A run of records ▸
════════════════
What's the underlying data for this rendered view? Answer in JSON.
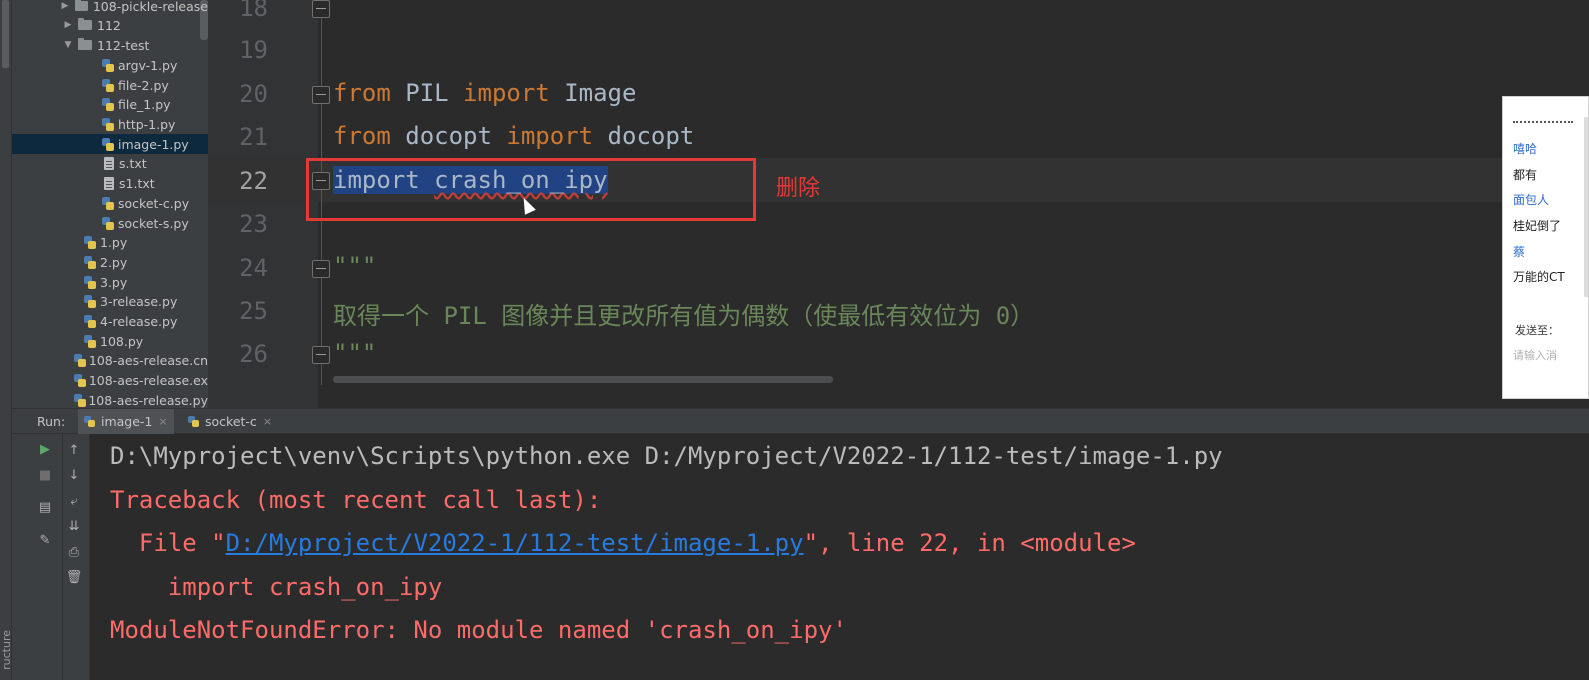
{
  "left_strip": {
    "vertical_label": "ructure"
  },
  "project_tree": {
    "items": [
      {
        "type": "folder",
        "expanded": false,
        "label": "108-pickle-release"
      },
      {
        "type": "folder",
        "expanded": false,
        "label": "112"
      },
      {
        "type": "folder",
        "expanded": true,
        "label": "112-test"
      },
      {
        "type": "py",
        "label": "argv-1.py"
      },
      {
        "type": "py",
        "label": "file-2.py"
      },
      {
        "type": "py",
        "label": "file_1.py"
      },
      {
        "type": "py",
        "label": "http-1.py"
      },
      {
        "type": "py",
        "label": "image-1.py",
        "selected": true
      },
      {
        "type": "txt",
        "label": "s.txt"
      },
      {
        "type": "txt",
        "label": "s1.txt"
      },
      {
        "type": "py",
        "label": "socket-c.py"
      },
      {
        "type": "py",
        "label": "socket-s.py"
      },
      {
        "type": "py",
        "label": "1.py"
      },
      {
        "type": "py",
        "label": "2.py"
      },
      {
        "type": "py",
        "label": "3.py"
      },
      {
        "type": "py",
        "label": "3-release.py"
      },
      {
        "type": "py",
        "label": "4-release.py"
      },
      {
        "type": "py",
        "label": "108.py"
      },
      {
        "type": "py",
        "label": "108-aes-release.cn"
      },
      {
        "type": "py",
        "label": "108-aes-release.ex"
      },
      {
        "type": "py",
        "label": "108-aes-release.py"
      }
    ]
  },
  "editor": {
    "line_numbers": [
      "18",
      "19",
      "20",
      "21",
      "22",
      "23",
      "24",
      "25",
      "26"
    ],
    "current_line": "22",
    "lines": {
      "l18": "\"\"\"",
      "l20_kw1": "from",
      "l20_mod": " PIL ",
      "l20_kw2": "import",
      "l20_name": " Image",
      "l21_kw1": "from",
      "l21_mod": " docopt ",
      "l21_kw2": "import",
      "l21_name": " docopt",
      "l22_kw": "import",
      "l22_space": " ",
      "l22_mod": "crash_on_ipy",
      "l24": "\"\"\"",
      "l25": "取得一个 PIL 图像并且更改所有值为偶数（使最低有效位为 0）",
      "l26": "\"\"\""
    },
    "annotation": "删除",
    "annotation_color": "#e53935"
  },
  "chat_popup": {
    "lines": [
      {
        "kind": "name",
        "text": "嘻哈"
      },
      {
        "kind": "msg",
        "text": "都有"
      },
      {
        "kind": "name",
        "text": "面包人"
      },
      {
        "kind": "msg",
        "text": "桂妃倒了"
      },
      {
        "kind": "name",
        "text": "蔡"
      },
      {
        "kind": "msg",
        "text": "万能的CT"
      }
    ],
    "send_to": "发送至：",
    "input_placeholder": "请输入消"
  },
  "run_panel": {
    "label": "Run:",
    "tabs": [
      {
        "label": "image-1",
        "close": "×",
        "active": true
      },
      {
        "label": "socket-c",
        "close": "×",
        "active": false
      }
    ],
    "toolbar_icons": [
      "run-icon",
      "up-arrow-icon",
      "stop-icon",
      "down-arrow-icon",
      "layout-icon",
      "soft-wrap-icon",
      "scroll-to-end-icon",
      "pin-icon",
      "print-icon",
      "trash-icon"
    ],
    "console": {
      "command": "D:\\Myproject\\venv\\Scripts\\python.exe D:/Myproject/V2022-1/112-test/image-1.py",
      "traceback_header": "Traceback (most recent call last):",
      "file_prefix": "  File \"",
      "file_link": "D:/Myproject/V2022-1/112-test/image-1.py",
      "file_suffix": "\", line 22, in <module>",
      "code_line": "    import crash_on_ipy",
      "error": "ModuleNotFoundError: No module named 'crash_on_ipy'"
    }
  },
  "colors": {
    "keyword": "#cc7832",
    "docstring": "#6a8759",
    "selection": "#214283",
    "error_text": "#ff6b68",
    "link": "#287bde"
  }
}
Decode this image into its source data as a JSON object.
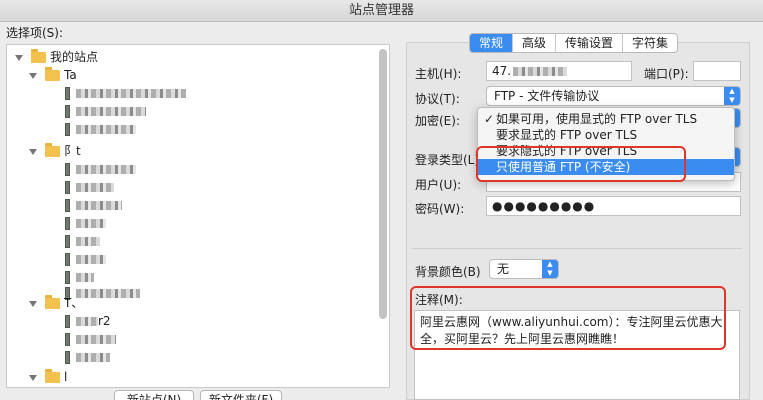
{
  "window": {
    "title": "站点管理器"
  },
  "left": {
    "select_label": "选择项(S):",
    "tree": {
      "root": "我的站点",
      "folder1": "Ta",
      "folder2": "阝t",
      "folder3": "T、",
      "folder3_item1": "r2",
      "folder4": "l"
    },
    "buttons": {
      "new_site": "新站点(N)",
      "new_folder": "新文件夹(F)"
    }
  },
  "tabs": [
    "常规",
    "高级",
    "传输设置",
    "字符集"
  ],
  "form": {
    "host_label": "主机(H):",
    "host_value": "47.",
    "port_label": "端口(P):",
    "port_value": "",
    "protocol_label": "协议(T):",
    "protocol_value": "FTP - 文件传输协议",
    "encryption_label": "加密(E):",
    "login_type_label": "登录类型(L):",
    "user_label": "用户(U):",
    "password_label": "密码(W):",
    "password_value": "●●●●●●●●●",
    "bg_color_label": "背景颜色(B)",
    "bg_color_value": "无",
    "notes_label": "注释(M):",
    "notes_text": "阿里云惠网（www.aliyunhui.com）：专注阿里云优惠大全，买阿里云？先上阿里云惠网瞧瞧！"
  },
  "encryption_menu": {
    "options": [
      "如果可用，使用显式的 FTP over TLS",
      "要求显式的 FTP over TLS",
      "要求隐式的 FTP over TLS",
      "只使用普通 FTP (不安全)"
    ],
    "checked_index": 0,
    "highlighted_index": 3
  },
  "colors": {
    "accent": "#3b8cf0",
    "highlight_box": "#e0352b",
    "folder": "#f2c14e"
  }
}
════════════════
Exercise objective ▸
Quote every line of the records above exactly; no picture is to be copied.

Final result ▸
What's the underlying data for this rendered view? Answer in JSON.
{
  "left_strip": {
    "vertical_label": "ructure"
  },
  "project_tree": {
    "items": [
      {
        "type": "folder",
        "expanded": false,
        "label": "108-pickle-release"
      },
      {
        "type": "folder",
        "expanded": false,
        "label": "112"
      },
      {
        "type": "folder",
        "expanded": true,
        "label": "112-test"
      },
      {
        "type": "py",
        "label": "argv-1.py"
      },
      {
        "type": "py",
        "label": "file-2.py"
      },
      {
        "type": "py",
        "label": "file_1.py"
      },
      {
        "type": "py",
        "label": "http-1.py"
      },
      {
        "type": "py",
        "label": "image-1.py",
        "selected": true
      },
      {
        "type": "txt",
        "label": "s.txt"
      },
      {
        "type": "txt",
        "label": "s1.txt"
      },
      {
        "type": "py",
        "label": "socket-c.py"
      },
      {
        "type": "py",
        "label": "socket-s.py"
      },
      {
        "type": "py",
        "label": "1.py"
      },
      {
        "type": "py",
        "label": "2.py"
      },
      {
        "type": "py",
        "label": "3.py"
      },
      {
        "type": "py",
        "label": "3-release.py"
      },
      {
        "type": "py",
        "label": "4-release.py"
      },
      {
        "type": "py",
        "label": "108.py"
      },
      {
        "type": "py",
        "label": "108-aes-release.cn"
      },
      {
        "type": "py",
        "label": "108-aes-release.ex"
      },
      {
        "type": "py",
        "label": "108-aes-release.py"
      }
    ]
  },
  "editor": {
    "line_numbers": [
      "18",
      "19",
      "20",
      "21",
      "22",
      "23",
      "24",
      "25",
      "26"
    ],
    "current_line": "22",
    "lines": {
      "l18": "\"\"\"",
      "l20_kw1": "from",
      "l20_mod": " PIL ",
      "l20_kw2": "import",
      "l20_name": " Image",
      "l21_kw1": "from",
      "l21_mod": " docopt ",
      "l21_kw2": "import",
      "l21_name": " docopt",
      "l22_kw": "import",
      "l22_space": " ",
      "l22_mod": "crash_on_ipy",
      "l24": "\"\"\"",
      "l25": "取得一个 PIL 图像并且更改所有值为偶数（使最低有效位为 0）",
      "l26": "\"\"\""
    },
    "annotation": "删除",
    "annotation_color": "#e53935"
  },
  "chat_popup": {
    "lines": [
      {
        "kind": "name",
        "text": "嘻哈"
      },
      {
        "kind": "msg",
        "text": "都有"
      },
      {
        "kind": "name",
        "text": "面包人"
      },
      {
        "kind": "msg",
        "text": "桂妃倒了"
      },
      {
        "kind": "name",
        "text": "蔡"
      },
      {
        "kind": "msg",
        "text": "万能的CT"
      }
    ],
    "send_to": "发送至：",
    "input_placeholder": "请输入消"
  },
  "run_panel": {
    "label": "Run:",
    "tabs": [
      {
        "label": "image-1",
        "close": "×",
        "active": true
      },
      {
        "label": "socket-c",
        "close": "×",
        "active": false
      }
    ],
    "toolbar_icons": [
      "run-icon",
      "up-arrow-icon",
      "stop-icon",
      "down-arrow-icon",
      "layout-icon",
      "soft-wrap-icon",
      "scroll-to-end-icon",
      "pin-icon",
      "print-icon",
      "trash-icon"
    ],
    "console": {
      "command": "D:\\Myproject\\venv\\Scripts\\python.exe D:/Myproject/V2022-1/112-test/image-1.py",
      "traceback_header": "Traceback (most recent call last):",
      "file_prefix": "  File \"",
      "file_link": "D:/Myproject/V2022-1/112-test/image-1.py",
      "file_suffix": "\", line 22, in <module>",
      "code_line": "    import crash_on_ipy",
      "error": "ModuleNotFoundError: No module named 'crash_on_ipy'"
    }
  },
  "colors": {
    "keyword": "#cc7832",
    "docstring": "#6a8759",
    "selection": "#214283",
    "error_text": "#ff6b68",
    "link": "#287bde"
  }
}
Decode this image into its source data as a JSON object.
{
  "window": {
    "title": "站点管理器"
  },
  "left": {
    "select_label": "选择项(S):",
    "tree": {
      "root": "我的站点",
      "folder1": "Ta",
      "folder2": "阝t",
      "folder3": "T、",
      "folder3_item1": "r2",
      "folder4": "l"
    },
    "buttons": {
      "new_site": "新站点(N)",
      "new_folder": "新文件夹(F)"
    }
  },
  "tabs": [
    "常规",
    "高级",
    "传输设置",
    "字符集"
  ],
  "form": {
    "host_label": "主机(H):",
    "host_value": "47.",
    "port_label": "端口(P):",
    "port_value": "",
    "protocol_label": "协议(T):",
    "protocol_value": "FTP - 文件传输协议",
    "encryption_label": "加密(E):",
    "login_type_label": "登录类型(L):",
    "user_label": "用户(U):",
    "password_label": "密码(W):",
    "password_value": "●●●●●●●●●",
    "bg_color_label": "背景颜色(B)",
    "bg_color_value": "无",
    "notes_label": "注释(M):",
    "notes_text": "阿里云惠网（www.aliyunhui.com）：专注阿里云优惠大全，买阿里云？先上阿里云惠网瞧瞧！"
  },
  "encryption_menu": {
    "options": [
      "如果可用，使用显式的 FTP over TLS",
      "要求显式的 FTP over TLS",
      "要求隐式的 FTP over TLS",
      "只使用普通 FTP (不安全)"
    ],
    "checked_index": 0,
    "highlighted_index": 3
  },
  "colors": {
    "accent": "#3b8cf0",
    "highlight_box": "#e0352b",
    "folder": "#f2c14e"
  }
}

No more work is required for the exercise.